Given instruction
Copy out the entries in full and with complete accuracy; pictures are excluded.

Available data
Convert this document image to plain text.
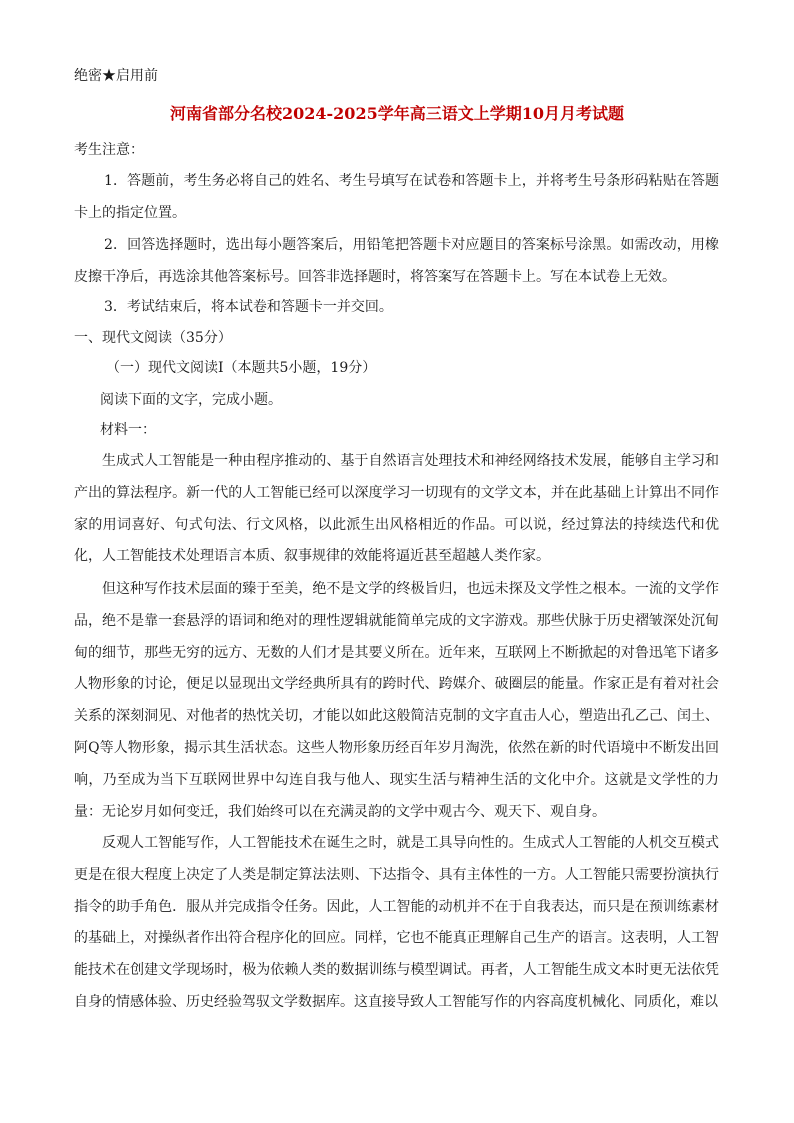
绝密★启用前
河南省部分名校2024-2025学年高三语文上学期10月月考试题
考生注意：
1．答题前，考生务必将自己的姓名、考生号填写在试卷和答题卡上，并将考生号条形码粘贴在答题卡上的指定位置。
2．回答选择题时，选出每小题答案后，用铅笔把答题卡对应题目的答案标号涂黑。如需改动，用橡皮擦干净后，再选涂其他答案标号。回答非选择题时，将答案写在答题卡上。写在本试卷上无效。
3．考试结束后，将本试卷和答题卡一并交回。
一、现代文阅读（35分）
（一）现代文阅读Ⅰ（本题共5小题，19分）
阅读下面的文字，完成小题。
材料一：
生成式人工智能是一种由程序推动的、基于自然语言处理技术和神经网络技术发展，能够自主学习和产出的算法程序。新一代的人工智能已经可以深度学习一切现有的文学文本，并在此基础上计算出不同作家的用词喜好、句式句法、行文风格，以此派生出风格相近的作品。可以说，经过算法的持续迭代和优化，人工智能技术处理语言本质、叙事规律的效能将逼近甚至超越人类作家。
但这种写作技术层面的臻于至美，绝不是文学的终极旨归，也远未探及文学性之根本。一流的文学作品，绝不是靠一套悬浮的语词和绝对的理性逻辑就能简单完成的文字游戏。那些伏脉于历史褶皱深处沉甸甸的细节，那些无穷的远方、无数的人们才是其要义所在。近年来，互联网上不断掀起的对鲁迅笔下诸多人物形象的讨论，便足以显现出文学经典所具有的跨时代、跨媒介、破圈层的能量。作家正是有着对社会关系的深刻洞见、对他者的热忱关切，才能以如此这般简洁克制的文字直击人心，塑造出孔乙己、闰土、阿Q等人物形象，揭示其生活状态。这些人物形象历经百年岁月淘洗，依然在新的时代语境中不断发出回响，乃至成为当下互联网世界中勾连自我与他人、现实生活与精神生活的文化中介。这就是文学性的力量：无论岁月如何变迁，我们始终可以在充满灵韵的文学中观古今、观天下、观自身。
反观人工智能写作，人工智能技术在诞生之时，就是工具导向性的。生成式人工智能的人机交互模式更是在很大程度上决定了人类是制定算法法则、下达指令、具有主体性的一方。人工智能只需要扮演执行指令的助手角色．服从并完成指令任务。因此，人工智能的动机并不在于自我表达，而只是在预训练素材的基础上，对操纵者作出符合程序化的回应。同样，它也不能真正理解自己生产的语言。这表明，人工智能技术在创建文学现场时，极为依赖人类的数据训练与模型调试。再者，人工智能生成文本时更无法依凭自身的情感体验、历史经验驾驭文学数据库。这直接导致人工智能写作的内容高度机械化、同质化，难以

Result
Convert this document image to plain text.
绝密★启用前
河南省部分名校2024-2025学年高三语文上学期10月月考试题
考生注意：
1．答题前，考生务必将自己的姓名、考生号填写在试卷和答题卡上，并将考生号条形码粘贴在答题卡上的指定位置。
2．回答选择题时，选出每小题答案后，用铅笔把答题卡对应题目的答案标号涂黑。如需改动，用橡皮擦干净后，再选涂其他答案标号。回答非选择题时，将答案写在答题卡上。写在本试卷上无效。
3．考试结束后，将本试卷和答题卡一并交回。
一、现代文阅读（35分）
（一）现代文阅读Ⅰ（本题共5小题，19分）
阅读下面的文字，完成小题。
材料一：
生成式人工智能是一种由程序推动的、基于自然语言处理技术和神经网络技术发展，能够自主学习和产出的算法程序。新一代的人工智能已经可以深度学习一切现有的文学文本，并在此基础上计算出不同作家的用词喜好、句式句法、行文风格，以此派生出风格相近的作品。可以说，经过算法的持续迭代和优化，人工智能技术处理语言本质、叙事规律的效能将逼近甚至超越人类作家。
但这种写作技术层面的臻于至美，绝不是文学的终极旨归，也远未探及文学性之根本。一流的文学作品，绝不是靠一套悬浮的语词和绝对的理性逻辑就能简单完成的文字游戏。那些伏脉于历史褶皱深处沉甸甸的细节，那些无穷的远方、无数的人们才是其要义所在。近年来，互联网上不断掀起的对鲁迅笔下诸多人物形象的讨论，便足以显现出文学经典所具有的跨时代、跨媒介、破圈层的能量。作家正是有着对社会关系的深刻洞见、对他者的热忱关切，才能以如此这般简洁克制的文字直击人心，塑造出孔乙己、闰土、阿Q等人物形象，揭示其生活状态。这些人物形象历经百年岁月淘洗，依然在新的时代语境中不断发出回响，乃至成为当下互联网世界中勾连自我与他人、现实生活与精神生活的文化中介。这就是文学性的力量：无论岁月如何变迁，我们始终可以在充满灵韵的文学中观古今、观天下、观自身。
反观人工智能写作，人工智能技术在诞生之时，就是工具导向性的。生成式人工智能的人机交互模式更是在很大程度上决定了人类是制定算法法则、下达指令、具有主体性的一方。人工智能只需要扮演执行指令的助手角色．服从并完成指令任务。因此，人工智能的动机并不在于自我表达，而只是在预训练素材的基础上，对操纵者作出符合程序化的回应。同样，它也不能真正理解自己生产的语言。这表明，人工智能技术在创建文学现场时，极为依赖人类的数据训练与模型调试。再者，人工智能生成文本时更无法依凭自身的情感体验、历史经验驾驭文学数据库。这直接导致人工智能写作的内容高度机械化、同质化，难以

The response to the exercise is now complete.